Source excerpt →
After all of this, we were finally given a sign of life from the router:

TLB trouble

We added the debug print assembly to u-boot’s arch/powerpc/cpu/mpc85xx/start.S and then added a little macro:

#define cat_debug(r1_, r2_, v) \
    lis     r1_,-144; \
    ori     r1_,r1_,17664; \
    li      r2_,v; \
    stb     r2_,0(r1_)

This macro accepts 2 registers (which should be unused/scrap) and a single byte, which is printed to the UART. We then littered the early init assembly code of u-boot with debug statements to try and find where the execution stopped.

MMU & TLB 101

The Translation lookaside buffer, in short TLB is a list of mappings from virtual to physical addresses. Usually the TLB will be filled by the OS depending on access privileges and private memory allocations for the currently running task. We’re running a very hardcoded configuration with only a few manually created TLB entries to allow code to run, stack & heap & memory mapped registers to be accessible.

The code stopped responding after the TLB init routines. We expected as much, as we probably didn’t have a mapping for the UART MMIO registers anymore. After startup the SoC has a single TLB entry configured, mapping the whole 32bit memory space one-to-one from virtual to identical physical addresses.

Data items:
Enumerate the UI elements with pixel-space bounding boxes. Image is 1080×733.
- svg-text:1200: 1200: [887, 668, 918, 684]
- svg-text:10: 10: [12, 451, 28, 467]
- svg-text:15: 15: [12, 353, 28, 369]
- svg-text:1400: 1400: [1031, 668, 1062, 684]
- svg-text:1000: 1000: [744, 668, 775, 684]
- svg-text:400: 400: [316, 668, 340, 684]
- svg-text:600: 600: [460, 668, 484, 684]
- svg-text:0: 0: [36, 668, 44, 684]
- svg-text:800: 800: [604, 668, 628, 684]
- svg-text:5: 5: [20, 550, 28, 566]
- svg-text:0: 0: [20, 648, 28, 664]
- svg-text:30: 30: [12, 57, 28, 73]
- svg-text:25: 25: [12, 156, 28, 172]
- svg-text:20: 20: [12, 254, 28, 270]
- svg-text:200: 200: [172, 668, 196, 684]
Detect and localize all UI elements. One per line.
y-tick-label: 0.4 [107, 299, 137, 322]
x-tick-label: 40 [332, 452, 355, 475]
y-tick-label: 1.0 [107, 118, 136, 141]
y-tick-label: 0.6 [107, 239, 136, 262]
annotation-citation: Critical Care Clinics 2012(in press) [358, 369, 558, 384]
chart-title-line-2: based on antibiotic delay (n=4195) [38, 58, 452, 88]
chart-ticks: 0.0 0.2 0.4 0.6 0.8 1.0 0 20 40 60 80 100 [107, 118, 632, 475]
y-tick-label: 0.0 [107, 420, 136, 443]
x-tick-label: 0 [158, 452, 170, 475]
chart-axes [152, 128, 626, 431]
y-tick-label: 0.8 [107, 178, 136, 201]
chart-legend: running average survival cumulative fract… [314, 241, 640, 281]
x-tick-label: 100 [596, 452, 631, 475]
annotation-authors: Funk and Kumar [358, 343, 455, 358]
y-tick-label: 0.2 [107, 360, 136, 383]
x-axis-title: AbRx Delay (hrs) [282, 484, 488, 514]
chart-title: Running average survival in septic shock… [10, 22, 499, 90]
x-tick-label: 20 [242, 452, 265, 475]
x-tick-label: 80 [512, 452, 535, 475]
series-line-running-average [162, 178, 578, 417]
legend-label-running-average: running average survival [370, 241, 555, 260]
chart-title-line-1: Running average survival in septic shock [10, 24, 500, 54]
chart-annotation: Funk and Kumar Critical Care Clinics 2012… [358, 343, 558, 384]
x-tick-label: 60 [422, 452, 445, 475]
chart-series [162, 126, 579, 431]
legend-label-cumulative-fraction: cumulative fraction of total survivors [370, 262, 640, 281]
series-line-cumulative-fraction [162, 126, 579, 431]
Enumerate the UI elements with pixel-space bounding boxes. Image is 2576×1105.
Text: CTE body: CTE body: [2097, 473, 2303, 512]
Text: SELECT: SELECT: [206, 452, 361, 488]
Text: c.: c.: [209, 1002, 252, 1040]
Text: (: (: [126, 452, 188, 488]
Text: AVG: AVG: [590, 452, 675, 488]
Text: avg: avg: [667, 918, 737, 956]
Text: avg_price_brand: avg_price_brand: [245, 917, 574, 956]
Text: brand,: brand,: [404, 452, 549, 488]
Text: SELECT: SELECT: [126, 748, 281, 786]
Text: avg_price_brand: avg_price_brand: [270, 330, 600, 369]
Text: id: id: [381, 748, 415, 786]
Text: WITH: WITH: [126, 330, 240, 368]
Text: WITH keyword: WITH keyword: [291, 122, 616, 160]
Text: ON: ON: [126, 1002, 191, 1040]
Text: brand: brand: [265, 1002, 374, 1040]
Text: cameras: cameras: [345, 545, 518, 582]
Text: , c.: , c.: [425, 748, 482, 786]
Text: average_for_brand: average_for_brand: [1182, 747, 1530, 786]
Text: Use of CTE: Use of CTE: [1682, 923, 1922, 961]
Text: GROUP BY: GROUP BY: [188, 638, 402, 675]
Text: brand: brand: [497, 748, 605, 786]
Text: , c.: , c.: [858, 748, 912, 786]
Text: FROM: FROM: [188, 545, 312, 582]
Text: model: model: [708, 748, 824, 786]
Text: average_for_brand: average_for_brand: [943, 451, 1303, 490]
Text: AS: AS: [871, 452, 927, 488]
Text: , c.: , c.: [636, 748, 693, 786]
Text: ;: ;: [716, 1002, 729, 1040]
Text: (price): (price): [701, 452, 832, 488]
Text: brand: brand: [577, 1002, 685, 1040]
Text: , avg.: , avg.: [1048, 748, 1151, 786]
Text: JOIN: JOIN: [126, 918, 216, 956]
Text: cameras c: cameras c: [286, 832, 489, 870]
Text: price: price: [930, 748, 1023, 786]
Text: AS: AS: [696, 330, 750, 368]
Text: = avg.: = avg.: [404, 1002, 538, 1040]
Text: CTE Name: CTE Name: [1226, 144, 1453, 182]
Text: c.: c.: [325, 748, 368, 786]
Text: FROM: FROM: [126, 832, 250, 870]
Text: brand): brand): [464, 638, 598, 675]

Aim of the exercise → Go on with the text on debugging the router's u-boot startup, picking up after its final sentence.

Task result →
We added these hardcoded TLB entries in both AS0 and AS1 to try and keep access to the CCSRBAR:

        create_tlb1_entry 3, \
                0, BOOKE_PAGESZ_4M, \
                0xff700000,  MAS2_I|MAS2_G, \
                0xff700000, MAS3_SX|MAS3_SW|MAS3_SR, \
                0, r6

        create_tlb1_entry 13, \
                1, BOOKE_PAGESZ_4M, \
                0xff700000,  MAS2_I|MAS2_G, \
                0xff700000, MAS3_SX|MAS3_SW|MAS3_SR, \
                0, r6

Much to our surprise, the SPL suddenly sprang to life, started to run properly and output things:

A modern v2024 u-boot seems to be fundamentally broken on P1010-platforms then! We did some more debugging, troubleshooting and followed the code execution down to the C-code init. The SPL tried to load an environment from SPI NOR and crashed while doing so. We just removed the environment functionality as it isn’t needed.

Freescale’s native DDR3 setup code was also running at this point, so we should have a lot of memory to play with now.

Memory testing

Note: Different hardware

We switched to a second WDR4900 (with stock, known-good DDR3 RAM) at this point to develop the testing procedure on a known-good device with working memory.

Das U-Boot has a built-in memory testing functionality. As we’re still in SPL (and want to stay there, because a full U-Boot is too big for SRAM), we called the memtest directly in board/freescale/p1010rdb/spl.c:

Apart from the fact that the SPL uses a cut-down version of printf() with limited formatting support (which is why the addresses aren’t displayed and the 8lx format strings are displayed instead), this looked promising.

Let’s generate some errors, then! Grab the finest pair of tweezers and briefly short-out the DDR3 termination resistors:

… no errors reported! Huh?! That can’t be right!

We then also changed the DDR3 timing parameters to absolutely wrong and impossible values to cause some errors. Still, nothing. No errors. What’s going on here?

L1 cache! The P1014’s CPU core has 32 KB of L1 data cache and it’s just caching the correct values for our memtest routine. We’re testing the L1 cache here, not the actual DDR3 memory!
At this point we tried adding some invalidate_dcache() calls into the testing routine, but this led to lock-ups/crashes. The SPL is very minimal and does not have proper exception handlers yet. It’s possible that the CPU jumped into some exception handler/bus error/hard fault and was stuck there.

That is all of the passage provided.